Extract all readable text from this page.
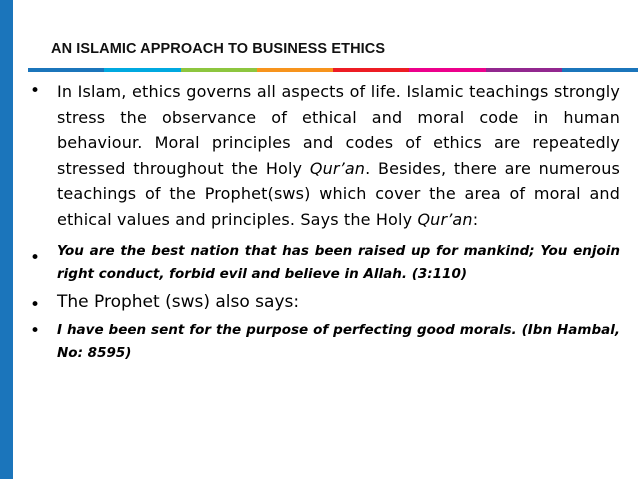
AN ISLAMIC APPROACH TO BUSINESS ETHICS
• In Islam, ethics governs all aspects of life. Islamic teachings strongly stress the observance of ethical and moral code in human behaviour. Moral principles and codes of ethics are repeatedly stressed throughout the Holy Qur’an. Besides, there are numerous teachings of the Prophet(sws) which cover the area of moral and ethical values and principles. Says the Holy Qur’an:
• You are the best nation that has been raised up for mankind; You enjoin right conduct, forbid evil and believe in Allah. (3:110)
• The Prophet (sws) also says:
• I have been sent for the purpose of perfecting good morals. (Ibn Hambal, No: 8595)
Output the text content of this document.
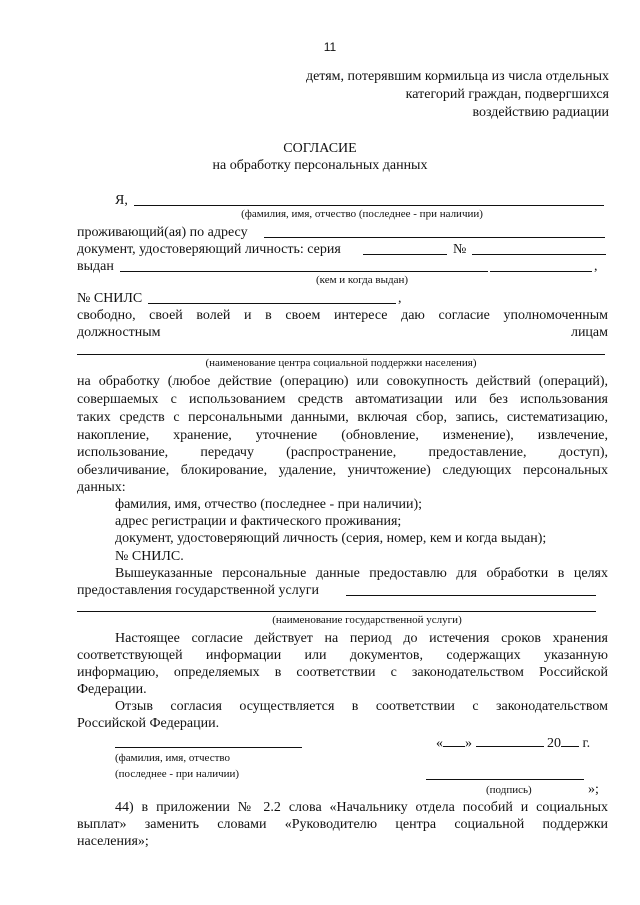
11
детям, потерявшим кормильца из числа отдельных
категорий граждан, подвергшихся
воздействию радиации
СОГЛАСИЕ
на обработку персональных данных
Я,
(фамилия, имя, отчество (последнее - при наличии)
проживающий(ая) по адресу
документ, удостоверяющий личность: серия	№
выдан	,
(кем и когда выдан)
№ СНИЛС	,
свободно, своей волей и в своем интересе даю согласие уполномоченным
должностным	лицам
(наименование центра социальной поддержки населения)
на обработку (любое действие (операцию) или совокупность действий (операций),
совершаемых с использованием средств автоматизации или без использования
таких средств с персональными данными, включая сбор, запись, систематизацию,
накопление, хранение, уточнение (обновление, изменение), извлечение,
использование, передачу (распространение, предоставление, доступ),
обезличивание, блокирование, удаление, уничтожение) следующих персональных
данных:
фамилия, имя, отчество (последнее - при наличии);
адрес регистрации и фактического проживания;
документ, удостоверяющий личность (серия, номер, кем и когда выдан);
№ СНИЛС.
Вышеуказанные персональные данные предоставлю для обработки в целях
предоставления государственной услуги
(наименование государственной услуги)
Настоящее согласие действует на период до истечения сроков хранения
соответствующей информации или документов, содержащих указанную
информацию, определяемых в соответствии с законодательством Российской
Федерации.
Отзыв согласия осуществляется в соответствии с законодательством
Российской Федерации.
« »	20 г.
(фамилия, имя, отчество
(последнее - при наличии)
(подпись)	»;
44) в приложении № 2.2 слова «Начальнику отдела пособий и социальных
выплат» заменить словами «Руководителю центра социальной поддержки
населения»;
==============================
- Short problem -
Skip every picture and transcribe the data above exactly.

- Task output -
Extract all readable text from this page.
AN ISLAMIC APPROACH TO BUSINESS ETHICS
• In Islam, ethics governs all aspects of life. Islamic teachings strongly stress the observance of ethical and moral code in human behaviour. Moral principles and codes of ethics are repeatedly stressed throughout the Holy Qur’an. Besides, there are numerous teachings of the Prophet(sws) which cover the area of moral and ethical values and principles. Says the Holy Qur’an:
• You are the best nation that has been raised up for mankind; You enjoin right conduct, forbid evil and believe in Allah. (3:110)
• The Prophet (sws) also says:
• I have been sent for the purpose of perfecting good morals. (Ibn Hambal, No: 8595)
Output the text content of this document.
11
детям, потерявшим кормильца из числа отдельных
категорий граждан, подвергшихся
воздействию радиации
СОГЛАСИЕ
на обработку персональных данных
Я,
(фамилия, имя, отчество (последнее - при наличии)
проживающий(ая) по адресу
документ, удостоверяющий личность: серия	№
выдан	,
(кем и когда выдан)
№ СНИЛС	,
свободно, своей волей и в своем интересе даю согласие уполномоченным
должностным	лицам
(наименование центра социальной поддержки населения)
на обработку (любое действие (операцию) или совокупность действий (операций),
совершаемых с использованием средств автоматизации или без использования
таких средств с персональными данными, включая сбор, запись, систематизацию,
накопление, хранение, уточнение (обновление, изменение), извлечение,
использование, передачу (распространение, предоставление, доступ),
обезличивание, блокирование, удаление, уничтожение) следующих персональных
данных:
фамилия, имя, отчество (последнее - при наличии);
адрес регистрации и фактического проживания;
документ, удостоверяющий личность (серия, номер, кем и когда выдан);
№ СНИЛС.
Вышеуказанные персональные данные предоставлю для обработки в целях
предоставления государственной услуги
(наименование государственной услуги)
Настоящее согласие действует на период до истечения сроков хранения
соответствующей информации или документов, содержащих указанную
информацию, определяемых в соответствии с законодательством Российской
Федерации.
Отзыв согласия осуществляется в соответствии с законодательством
Российской Федерации.
« »	20 г.
(фамилия, имя, отчество
(последнее - при наличии)
(подпись)	»;
44) в приложении № 2.2 слова «Начальнику отдела пособий и социальных
выплат» заменить словами «Руководителю центра социальной поддержки
населения»;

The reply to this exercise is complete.